**Task description:**
Can you print every record below exactly as written?

**Supplied records:**
····················
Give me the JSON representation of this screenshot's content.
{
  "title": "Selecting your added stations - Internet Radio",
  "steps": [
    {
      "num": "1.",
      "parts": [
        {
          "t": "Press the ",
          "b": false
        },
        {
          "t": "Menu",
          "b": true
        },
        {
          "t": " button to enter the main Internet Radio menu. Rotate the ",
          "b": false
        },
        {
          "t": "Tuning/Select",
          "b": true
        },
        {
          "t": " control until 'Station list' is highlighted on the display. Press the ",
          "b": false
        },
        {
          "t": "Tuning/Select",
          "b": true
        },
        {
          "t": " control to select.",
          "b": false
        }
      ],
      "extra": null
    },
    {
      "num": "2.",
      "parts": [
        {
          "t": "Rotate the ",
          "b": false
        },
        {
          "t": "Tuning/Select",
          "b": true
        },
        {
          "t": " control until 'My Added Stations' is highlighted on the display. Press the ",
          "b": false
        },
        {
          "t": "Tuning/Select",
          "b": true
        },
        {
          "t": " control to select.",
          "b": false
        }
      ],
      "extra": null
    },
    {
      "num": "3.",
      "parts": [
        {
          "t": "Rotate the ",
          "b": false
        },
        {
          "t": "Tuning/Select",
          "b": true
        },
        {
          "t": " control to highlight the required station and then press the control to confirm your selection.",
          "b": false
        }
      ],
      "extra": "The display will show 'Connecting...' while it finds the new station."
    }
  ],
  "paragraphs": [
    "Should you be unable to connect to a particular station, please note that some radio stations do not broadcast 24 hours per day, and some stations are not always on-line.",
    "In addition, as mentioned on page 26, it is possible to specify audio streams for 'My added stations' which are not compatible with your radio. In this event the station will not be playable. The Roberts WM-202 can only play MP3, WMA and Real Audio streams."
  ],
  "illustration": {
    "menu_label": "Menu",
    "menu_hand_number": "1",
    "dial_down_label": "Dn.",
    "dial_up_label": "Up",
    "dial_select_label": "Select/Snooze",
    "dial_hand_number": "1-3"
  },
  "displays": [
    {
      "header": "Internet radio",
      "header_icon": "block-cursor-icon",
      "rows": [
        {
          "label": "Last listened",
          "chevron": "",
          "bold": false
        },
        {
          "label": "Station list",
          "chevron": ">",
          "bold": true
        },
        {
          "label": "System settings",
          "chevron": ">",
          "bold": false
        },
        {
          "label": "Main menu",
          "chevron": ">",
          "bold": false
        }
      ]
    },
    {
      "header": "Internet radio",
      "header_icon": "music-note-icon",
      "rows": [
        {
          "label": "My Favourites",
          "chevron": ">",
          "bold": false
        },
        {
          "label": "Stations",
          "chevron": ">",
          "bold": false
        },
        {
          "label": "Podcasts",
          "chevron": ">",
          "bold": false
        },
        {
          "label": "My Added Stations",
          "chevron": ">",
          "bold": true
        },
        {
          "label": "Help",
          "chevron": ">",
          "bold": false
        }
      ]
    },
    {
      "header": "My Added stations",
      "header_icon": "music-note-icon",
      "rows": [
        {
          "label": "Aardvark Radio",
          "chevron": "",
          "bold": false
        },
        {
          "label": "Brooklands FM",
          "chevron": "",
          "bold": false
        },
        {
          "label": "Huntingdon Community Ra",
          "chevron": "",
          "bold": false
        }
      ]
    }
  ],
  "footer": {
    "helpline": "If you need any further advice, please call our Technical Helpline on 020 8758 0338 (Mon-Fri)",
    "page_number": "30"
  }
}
····················
**Exercise result:**
Give me the JSON representation of this screenshot's content.
{
  "title": "Selecting your added stations - Internet Radio",
  "steps": [
    {
      "num": "1.",
      "parts": [
        {
          "t": "Press the ",
          "b": false
        },
        {
          "t": "Menu",
          "b": true
        },
        {
          "t": " button to enter the main Internet Radio menu. Rotate the ",
          "b": false
        },
        {
          "t": "Tuning/Select",
          "b": true
        },
        {
          "t": " control until 'Station list' is highlighted on the display. Press the ",
          "b": false
        },
        {
          "t": "Tuning/Select",
          "b": true
        },
        {
          "t": " control to select.",
          "b": false
        }
      ],
      "extra": null
    },
    {
      "num": "2.",
      "parts": [
        {
          "t": "Rotate the ",
          "b": false
        },
        {
          "t": "Tuning/Select",
          "b": true
        },
        {
          "t": " control until 'My Added Stations' is highlighted on the display. Press the ",
          "b": false
        },
        {
          "t": "Tuning/Select",
          "b": true
        },
        {
          "t": " control to select.",
          "b": false
        }
      ],
      "extra": null
    },
    {
      "num": "3.",
      "parts": [
        {
          "t": "Rotate the ",
          "b": false
        },
        {
          "t": "Tuning/Select",
          "b": true
        },
        {
          "t": " control to highlight the required station and then press the control to confirm your selection.",
          "b": false
        }
      ],
      "extra": "The display will show 'Connecting...' while it finds the new station."
    }
  ],
  "paragraphs": [
    "Should you be unable to connect to a particular station, please note that some radio stations do not broadcast 24 hours per day, and some stations are not always on-line.",
    "In addition, as mentioned on page 26, it is possible to specify audio streams for 'My added stations' which are not compatible with your radio. In this event the station will not be playable. The Roberts WM-202 can only play MP3, WMA and Real Audio streams."
  ],
  "illustration": {
    "menu_label": "Menu",
    "menu_hand_number": "1",
    "dial_down_label": "Dn.",
    "dial_up_label": "Up",
    "dial_select_label": "Select/Snooze",
    "dial_hand_number": "1-3"
  },
  "displays": [
    {
      "header": "Internet radio",
      "header_icon": "block-cursor-icon",
      "rows": [
        {
          "label": "Last listened",
          "chevron": "",
          "bold": false
        },
        {
          "label": "Station list",
          "chevron": ">",
          "bold": true
        },
        {
          "label": "System settings",
          "chevron": ">",
          "bold": false
        },
        {
          "label": "Main menu",
          "chevron": ">",
          "bold": false
        }
      ]
    },
    {
      "header": "Internet radio",
      "header_icon": "music-note-icon",
      "rows": [
        {
          "label": "My Favourites",
          "chevron": ">",
          "bold": false
        },
        {
          "label": "Stations",
          "chevron": ">",
          "bold": false
        },
        {
          "label": "Podcasts",
          "chevron": ">",
          "bold": false
        },
        {
          "label": "My Added Stations",
          "chevron": ">",
          "bold": true
        },
        {
          "label": "Help",
          "chevron": ">",
          "bold": false
        }
      ]
    },
    {
      "header": "My Added stations",
      "header_icon": "music-note-icon",
      "rows": [
        {
          "label": "Aardvark Radio",
          "chevron": "",
          "bold": false
        },
        {
          "label": "Brooklands FM",
          "chevron": "",
          "bold": false
        },
        {
          "label": "Huntingdon Community Ra",
          "chevron": "",
          "bold": false
        }
      ]
    }
  ],
  "footer": {
    "helpline": "If you need any further advice, please call our Technical Helpline on 020 8758 0338 (Mon-Fri)",
    "page_number": "30"
  }
}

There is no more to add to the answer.